begin MATERIALS PROVIDED

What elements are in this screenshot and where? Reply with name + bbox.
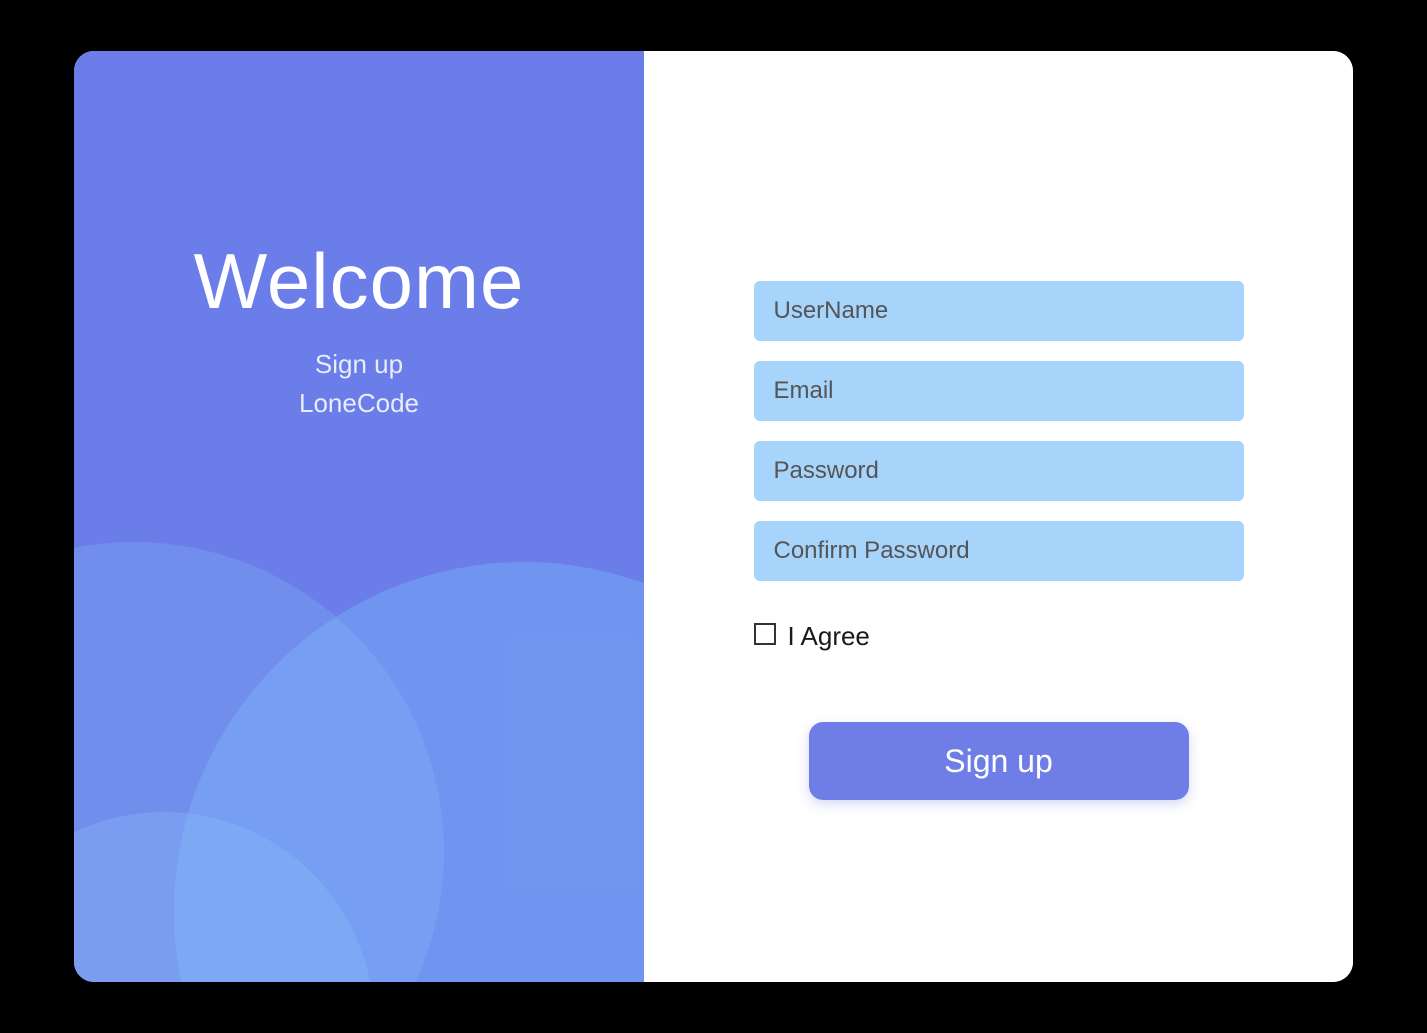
welcome-panel: Welcome Sign up LoneCode: [74, 51, 644, 982]
form-panel: I Agree Sign up: [644, 51, 1353, 982]
email-input[interactable]: [754, 361, 1244, 421]
signup-button[interactable]: Sign up: [809, 722, 1189, 800]
password-input[interactable]: [754, 441, 1244, 501]
agree-checkbox[interactable]: [754, 623, 776, 645]
signup-form: I Agree Sign up: [754, 281, 1244, 800]
welcome-title: Welcome: [194, 236, 525, 327]
agree-label: I Agree: [788, 621, 870, 652]
signup-window: Welcome Sign up LoneCode I Agree Sign up: [74, 51, 1353, 982]
username-input[interactable]: [754, 281, 1244, 341]
subtitle-line-2: LoneCode: [299, 384, 419, 423]
welcome-subtitle: Sign up LoneCode: [299, 345, 419, 423]
agree-row: I Agree: [754, 621, 1244, 652]
confirm-password-input[interactable]: [754, 521, 1244, 581]
subtitle-line-1: Sign up: [299, 345, 419, 384]
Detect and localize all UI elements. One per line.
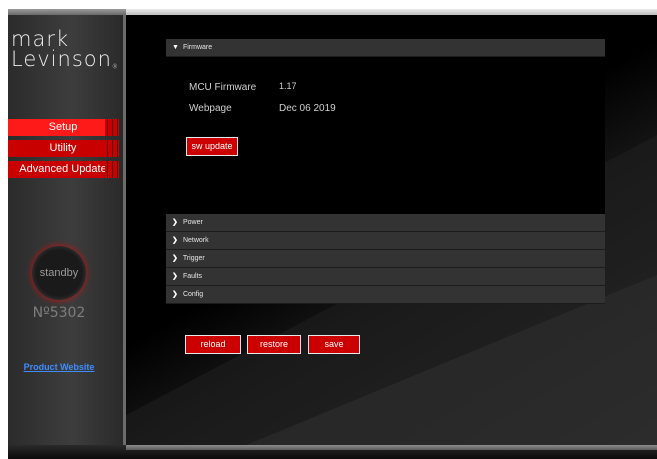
nav-utility-label: Utility bbox=[49, 142, 77, 154]
standby-label: standby bbox=[39, 267, 79, 279]
chevron-right-icon: ❯ bbox=[172, 219, 178, 226]
reload-label: reload bbox=[200, 339, 226, 349]
config-section-title: Config bbox=[182, 291, 204, 298]
nav-advanced-update-label: Advanced Update bbox=[19, 163, 107, 175]
model-number: Nº5302 bbox=[32, 305, 86, 321]
webpage-label: Webpage bbox=[189, 103, 232, 114]
config-section-header[interactable]: ❯ Config bbox=[166, 286, 605, 304]
mcu-firmware-label: MCU Firmware bbox=[189, 82, 257, 93]
chevron-right-icon: ❯ bbox=[172, 291, 178, 298]
power-section-header[interactable]: ❯ Power bbox=[166, 214, 605, 232]
logo-registered-mark: ® bbox=[111, 63, 119, 71]
sw-update-button[interactable]: sw update bbox=[186, 137, 238, 156]
settings-accordion: ▼ Firmware MCU Firmware 1.17 Webpage Dec… bbox=[166, 39, 605, 307]
network-section-title: Network bbox=[182, 237, 209, 244]
chevron-right-icon: ❯ bbox=[172, 273, 178, 280]
standby-button[interactable]: standby bbox=[32, 246, 86, 300]
product-website-link[interactable]: Product Website bbox=[0, 362, 118, 372]
restore-button[interactable]: restore bbox=[247, 335, 301, 354]
sw-update-label: sw update bbox=[191, 141, 233, 151]
mcu-firmware-value: 1.17 bbox=[279, 81, 297, 91]
logo-line-2: Levinson® bbox=[11, 48, 118, 70]
save-label: save bbox=[324, 339, 344, 349]
restore-label: restore bbox=[259, 339, 288, 349]
nav-advanced-update-button[interactable]: Advanced Update bbox=[8, 161, 119, 178]
firmware-section-title: Firmware bbox=[182, 44, 213, 51]
chevron-down-icon: ▼ bbox=[172, 44, 179, 51]
nav-setup-label: Setup bbox=[48, 121, 78, 133]
sidebar bbox=[8, 15, 123, 445]
webpage-value: Dec 06 2019 bbox=[279, 103, 336, 114]
chevron-right-icon: ❯ bbox=[172, 255, 178, 262]
faults-section-header[interactable]: ❯ Faults bbox=[166, 268, 605, 286]
trigger-section-title: Trigger bbox=[182, 255, 205, 262]
faults-section-title: Faults bbox=[182, 273, 203, 280]
brand-logo: mark Levinson® bbox=[11, 29, 118, 70]
nav-setup-button[interactable]: Setup bbox=[8, 119, 119, 136]
reload-button[interactable]: reload bbox=[185, 335, 241, 354]
trigger-section-header[interactable]: ❯ Trigger bbox=[166, 250, 605, 268]
firmware-section-header[interactable]: ▼ Firmware bbox=[166, 39, 605, 57]
logo-line-2-text: Levinson bbox=[11, 46, 112, 71]
bottom-strip-bright bbox=[126, 445, 657, 450]
firmware-section-body: MCU Firmware 1.17 Webpage Dec 06 2019 sw… bbox=[166, 57, 605, 214]
network-section-header[interactable]: ❯ Network bbox=[166, 232, 605, 250]
chevron-right-icon: ❯ bbox=[172, 237, 178, 244]
nav-utility-button[interactable]: Utility bbox=[8, 140, 119, 157]
save-button[interactable]: save bbox=[308, 335, 360, 354]
power-section-title: Power bbox=[182, 219, 203, 226]
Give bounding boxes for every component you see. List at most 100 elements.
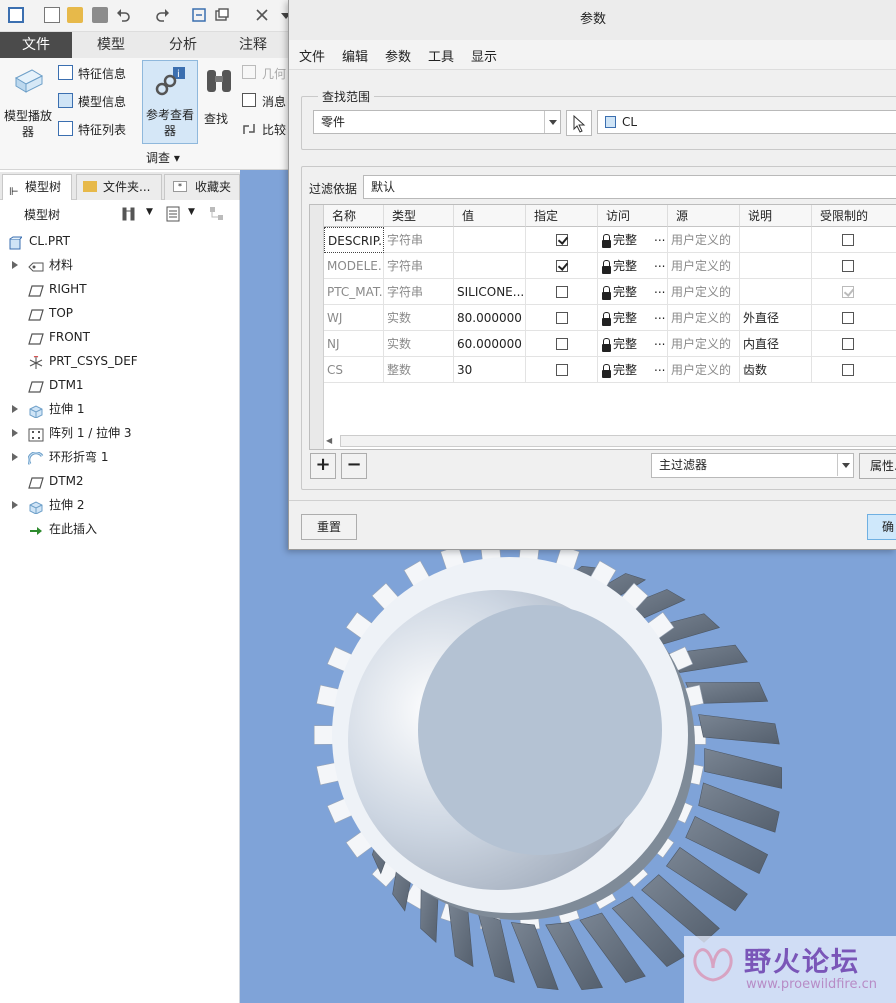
tree-item[interactable]: CL.PRT [0,229,238,253]
main-filter-select[interactable]: 主过滤器 [651,453,854,478]
col-name-cell[interactable]: WJ [324,305,384,331]
tree-item[interactable]: RIGHT [0,277,238,301]
expand-chevron-icon[interactable] [12,453,18,461]
col-restricted-header[interactable]: 受限制的 [812,205,896,227]
tab-model-tree[interactable]: ⊩ 模型树 [2,174,72,200]
tree-item[interactable]: 环形折弯 1 [0,445,238,469]
col-name-cell[interactable]: DESCRIP... [324,227,384,253]
tree-item[interactable]: FRONT [0,325,238,349]
table-row[interactable]: CS 整数 30 完整... 用户定义的 齿数 [310,357,896,383]
tree-item[interactable]: PRT_CSYS_DEF [0,349,238,373]
tab-model[interactable]: 模型 [76,32,146,58]
reset-button[interactable]: 重置 [301,514,357,540]
model-player-button[interactable]: 模型播放器 [2,62,54,142]
col-value-cell[interactable] [454,227,526,253]
col-name-cell[interactable]: CS [324,357,384,383]
tree-item[interactable]: 拉伸 1 [0,397,238,421]
expand-chevron-icon[interactable] [12,429,18,437]
tree-item[interactable]: DTM1 [0,373,238,397]
access-more-icon[interactable]: ... [654,357,665,380]
col-value-cell[interactable] [454,253,526,279]
redo-icon[interactable] [154,7,170,23]
tab-analysis[interactable]: 分析 [148,32,218,58]
menu-tools[interactable]: 工具 [428,46,454,65]
table-row[interactable]: DESCRIP... 字符串 完整... 用户定义的 [310,227,896,253]
col-access-header[interactable]: 访问 [598,205,668,227]
access-more-icon[interactable]: ... [654,279,665,302]
tree-item[interactable]: 阵列 1 / 拉伸 3 [0,421,238,445]
tree-settings-dropdown-icon[interactable]: ▼ [146,207,153,217]
col-designated-header[interactable]: 指定 [526,205,598,227]
col-description-cell[interactable] [740,227,812,253]
col-description-header[interactable]: 说明 [740,205,812,227]
scope-object-field[interactable]: CL [597,110,896,134]
tab-annotate[interactable]: 注释 [220,32,286,58]
designated-checkbox[interactable] [556,260,568,272]
properties-button[interactable]: 属性... [859,453,896,479]
col-value-cell[interactable]: SILICONE... [454,279,526,305]
menu-edit[interactable]: 编辑 [342,46,368,65]
tree-item[interactable]: 拉伸 2 [0,493,238,517]
expand-chevron-icon[interactable] [12,405,18,413]
tree-item[interactable]: TOP [0,301,238,325]
find-button[interactable]: 查找 [202,62,236,142]
menu-display[interactable]: 显示 [471,46,497,65]
col-value-header[interactable]: 值 [454,205,526,227]
tab-favorites[interactable]: * 收藏夹 [164,174,240,200]
access-more-icon[interactable]: ... [654,253,665,276]
restricted-checkbox[interactable] [842,338,854,350]
tree-item[interactable]: 在此插入 [0,517,238,541]
col-description-cell[interactable]: 外直径 [740,305,812,331]
ok-button[interactable]: 确 [867,514,896,540]
tab-file[interactable]: 文件 [0,32,72,58]
ribbon-group-label[interactable]: 调查 ▾ [146,149,180,166]
table-row[interactable]: PTC_MAT... 字符串 SILICONE... 完整... 用户定义的 [310,279,896,305]
scope-select[interactable]: 零件 [313,110,561,134]
col-name-header[interactable]: 名称 [324,205,384,227]
open-folder-icon[interactable] [67,7,83,23]
restricted-checkbox[interactable] [842,364,854,376]
restricted-checkbox[interactable] [842,260,854,272]
access-more-icon[interactable]: ... [654,305,665,328]
designated-checkbox[interactable] [556,338,568,350]
expand-chevron-icon[interactable] [12,501,18,509]
col-type-header[interactable]: 类型 [384,205,454,227]
scroll-left-icon[interactable]: ◀ [326,436,332,445]
col-description-cell[interactable]: 内直径 [740,331,812,357]
regenerate-icon[interactable] [191,7,207,23]
tree-filter-icon[interactable] [208,205,228,223]
undo-icon[interactable] [116,7,132,23]
designated-checkbox[interactable] [556,364,568,376]
save-icon[interactable] [92,7,108,23]
windows-icon[interactable] [214,7,230,23]
designated-checkbox[interactable] [556,312,568,324]
col-name-cell[interactable]: NJ [324,331,384,357]
tree-settings-icon[interactable] [120,205,138,223]
tree-columns-icon[interactable] [164,205,182,223]
table-row[interactable]: NJ 实数 60.000000 完整... 用户定义的 内直径 [310,331,896,357]
designated-checkbox[interactable] [556,234,568,246]
restricted-checkbox[interactable] [842,234,854,246]
table-horizontal-scrollbar[interactable] [340,435,896,447]
tab-folder-browser[interactable]: 文件夹... [76,174,162,200]
app-menu-icon[interactable] [8,7,24,23]
col-value-cell[interactable]: 30 [454,357,526,383]
select-pointer-button[interactable] [566,110,592,136]
table-row[interactable]: WJ 实数 80.000000 完整... 用户定义的 外直径 [310,305,896,331]
filter-select[interactable]: 默认 [363,175,896,199]
col-value-cell[interactable]: 60.000000 [454,331,526,357]
menu-parameter[interactable]: 参数 [385,46,411,65]
col-name-cell[interactable]: PTC_MAT... [324,279,384,305]
reference-viewer-button[interactable]: i 参考查看器 [142,60,198,144]
new-file-icon[interactable] [44,7,60,23]
menu-file[interactable]: 文件 [299,46,325,65]
remove-parameter-button[interactable]: − [341,453,367,479]
col-value-cell[interactable]: 80.000000 [454,305,526,331]
table-row[interactable]: MODELE... 字符串 完整... 用户定义的 [310,253,896,279]
col-description-cell[interactable] [740,279,812,305]
col-description-cell[interactable] [740,253,812,279]
tree-item[interactable]: 材料 [0,253,238,277]
col-name-cell[interactable]: MODELE... [324,253,384,279]
add-parameter-button[interactable]: + [310,453,336,479]
access-more-icon[interactable]: ... [654,331,665,354]
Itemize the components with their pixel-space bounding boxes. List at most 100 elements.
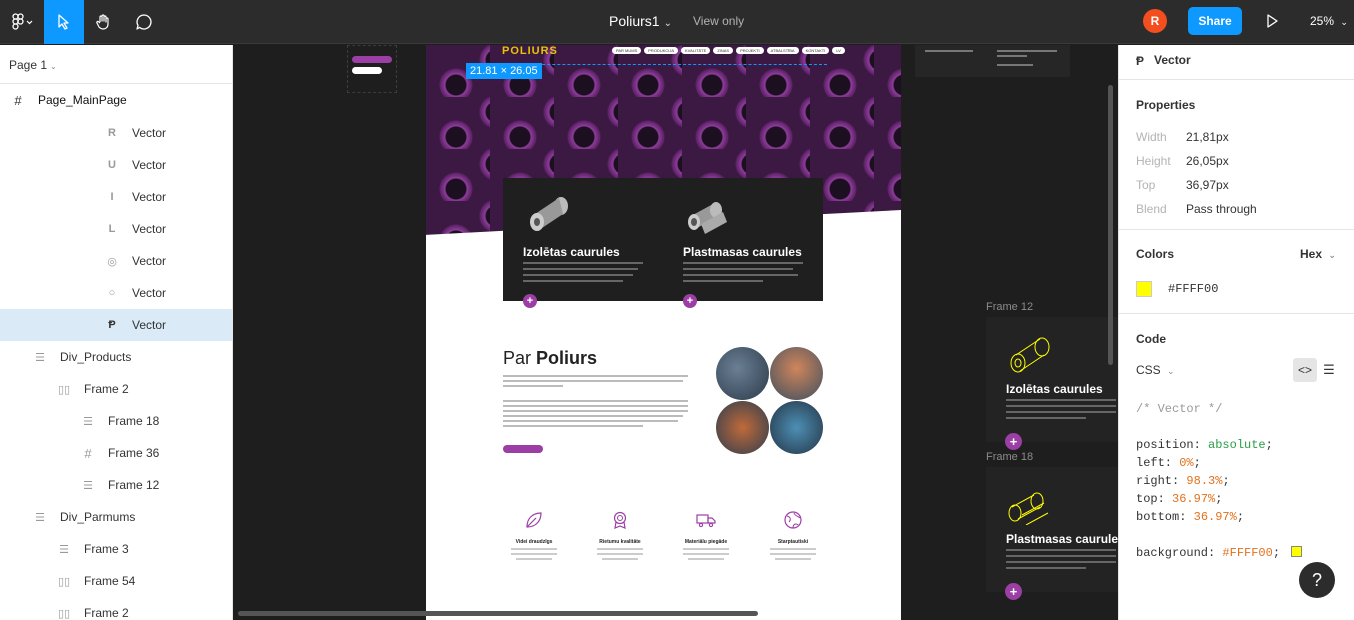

end MATERIALS PROVIDED

Copy the stretch of lines from the start through the line containing "Detect and localize", changing "screenshot" to "screen capture" and leaving everything else as it stands. Leave the pictures out.

■ FULL ANSWER:
What elements are in this screen capture and where? Reply with name + bbox.
welcome-panel: Welcome Sign up LoneCode: [74, 51, 644, 982]
form-panel: I Agree Sign up: [644, 51, 1353, 982]
email-input[interactable]: [754, 361, 1244, 421]
signup-button[interactable]: Sign up: [809, 722, 1189, 800]
password-input[interactable]: [754, 441, 1244, 501]
agree-checkbox[interactable]: [754, 623, 776, 645]
signup-form: I Agree Sign up: [754, 281, 1244, 800]
welcome-title: Welcome: [194, 236, 525, 327]
agree-label: I Agree: [788, 621, 870, 652]
signup-window: Welcome Sign up LoneCode I Agree Sign up: [74, 51, 1353, 982]
username-input[interactable]: [754, 281, 1244, 341]
subtitle-line-2: LoneCode: [299, 384, 419, 423]
welcome-subtitle: Sign up LoneCode: [299, 345, 419, 423]
agree-row: I Agree: [754, 621, 1244, 652]
confirm-password-input[interactable]: [754, 521, 1244, 581]
subtitle-line-1: Sign up: [299, 345, 419, 384]
Detect and localize all UI elements. One per line.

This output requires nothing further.